__Provided data__.
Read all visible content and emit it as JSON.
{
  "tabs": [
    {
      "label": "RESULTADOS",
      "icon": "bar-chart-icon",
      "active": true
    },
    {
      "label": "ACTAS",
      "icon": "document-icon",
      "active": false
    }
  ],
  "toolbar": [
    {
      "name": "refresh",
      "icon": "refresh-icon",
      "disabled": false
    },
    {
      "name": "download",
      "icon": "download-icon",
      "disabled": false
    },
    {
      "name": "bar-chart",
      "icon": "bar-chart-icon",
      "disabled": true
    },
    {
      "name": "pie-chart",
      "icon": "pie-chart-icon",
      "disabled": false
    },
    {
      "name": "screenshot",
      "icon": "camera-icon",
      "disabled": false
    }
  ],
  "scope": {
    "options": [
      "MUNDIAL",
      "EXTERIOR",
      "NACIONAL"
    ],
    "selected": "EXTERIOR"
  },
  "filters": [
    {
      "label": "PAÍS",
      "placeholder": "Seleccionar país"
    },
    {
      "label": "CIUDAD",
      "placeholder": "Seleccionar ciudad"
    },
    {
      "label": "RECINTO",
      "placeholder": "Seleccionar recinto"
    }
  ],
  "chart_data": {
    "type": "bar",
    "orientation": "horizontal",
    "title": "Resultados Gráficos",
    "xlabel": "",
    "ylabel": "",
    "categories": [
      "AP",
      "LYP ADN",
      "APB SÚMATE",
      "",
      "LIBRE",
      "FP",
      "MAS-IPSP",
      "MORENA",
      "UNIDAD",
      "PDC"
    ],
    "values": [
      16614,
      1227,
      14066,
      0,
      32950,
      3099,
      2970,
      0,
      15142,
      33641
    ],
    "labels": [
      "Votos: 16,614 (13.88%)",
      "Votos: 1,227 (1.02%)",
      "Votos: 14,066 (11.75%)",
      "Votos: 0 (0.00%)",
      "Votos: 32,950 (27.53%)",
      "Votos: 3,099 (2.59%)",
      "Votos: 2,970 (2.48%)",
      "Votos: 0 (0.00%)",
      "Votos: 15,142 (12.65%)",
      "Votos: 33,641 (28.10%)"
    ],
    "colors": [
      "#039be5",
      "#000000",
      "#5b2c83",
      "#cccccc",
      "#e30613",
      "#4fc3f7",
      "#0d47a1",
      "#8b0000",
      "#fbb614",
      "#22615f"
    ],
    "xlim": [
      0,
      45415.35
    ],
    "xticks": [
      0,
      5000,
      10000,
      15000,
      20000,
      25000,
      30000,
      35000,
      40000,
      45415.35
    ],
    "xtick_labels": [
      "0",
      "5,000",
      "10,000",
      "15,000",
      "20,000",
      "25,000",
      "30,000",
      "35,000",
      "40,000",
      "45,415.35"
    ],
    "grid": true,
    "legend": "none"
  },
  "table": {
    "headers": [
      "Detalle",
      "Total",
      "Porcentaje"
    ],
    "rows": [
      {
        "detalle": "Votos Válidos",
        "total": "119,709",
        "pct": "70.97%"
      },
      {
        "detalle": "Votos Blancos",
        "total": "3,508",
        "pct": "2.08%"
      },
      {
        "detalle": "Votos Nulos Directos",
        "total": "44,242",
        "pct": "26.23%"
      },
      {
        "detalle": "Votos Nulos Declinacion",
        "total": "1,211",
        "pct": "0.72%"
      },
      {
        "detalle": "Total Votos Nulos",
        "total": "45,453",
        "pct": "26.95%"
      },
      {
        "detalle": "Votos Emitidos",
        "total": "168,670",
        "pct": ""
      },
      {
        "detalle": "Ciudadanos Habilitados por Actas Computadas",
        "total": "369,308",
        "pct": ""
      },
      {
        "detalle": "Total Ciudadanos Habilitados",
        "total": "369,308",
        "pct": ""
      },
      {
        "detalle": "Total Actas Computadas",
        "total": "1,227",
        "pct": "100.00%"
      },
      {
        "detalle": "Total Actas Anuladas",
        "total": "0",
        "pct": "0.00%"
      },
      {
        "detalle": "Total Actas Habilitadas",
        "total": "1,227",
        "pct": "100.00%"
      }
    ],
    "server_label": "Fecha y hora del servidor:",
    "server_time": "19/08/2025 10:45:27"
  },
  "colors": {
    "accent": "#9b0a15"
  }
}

__Stated goal__.
Collect each line holding the string "Ciudadanos".

__Output__.
        "detalle": "Ciudadanos Habilitados por Actas Computadas",
        "detalle": "Total Ciudadanos Habilitados",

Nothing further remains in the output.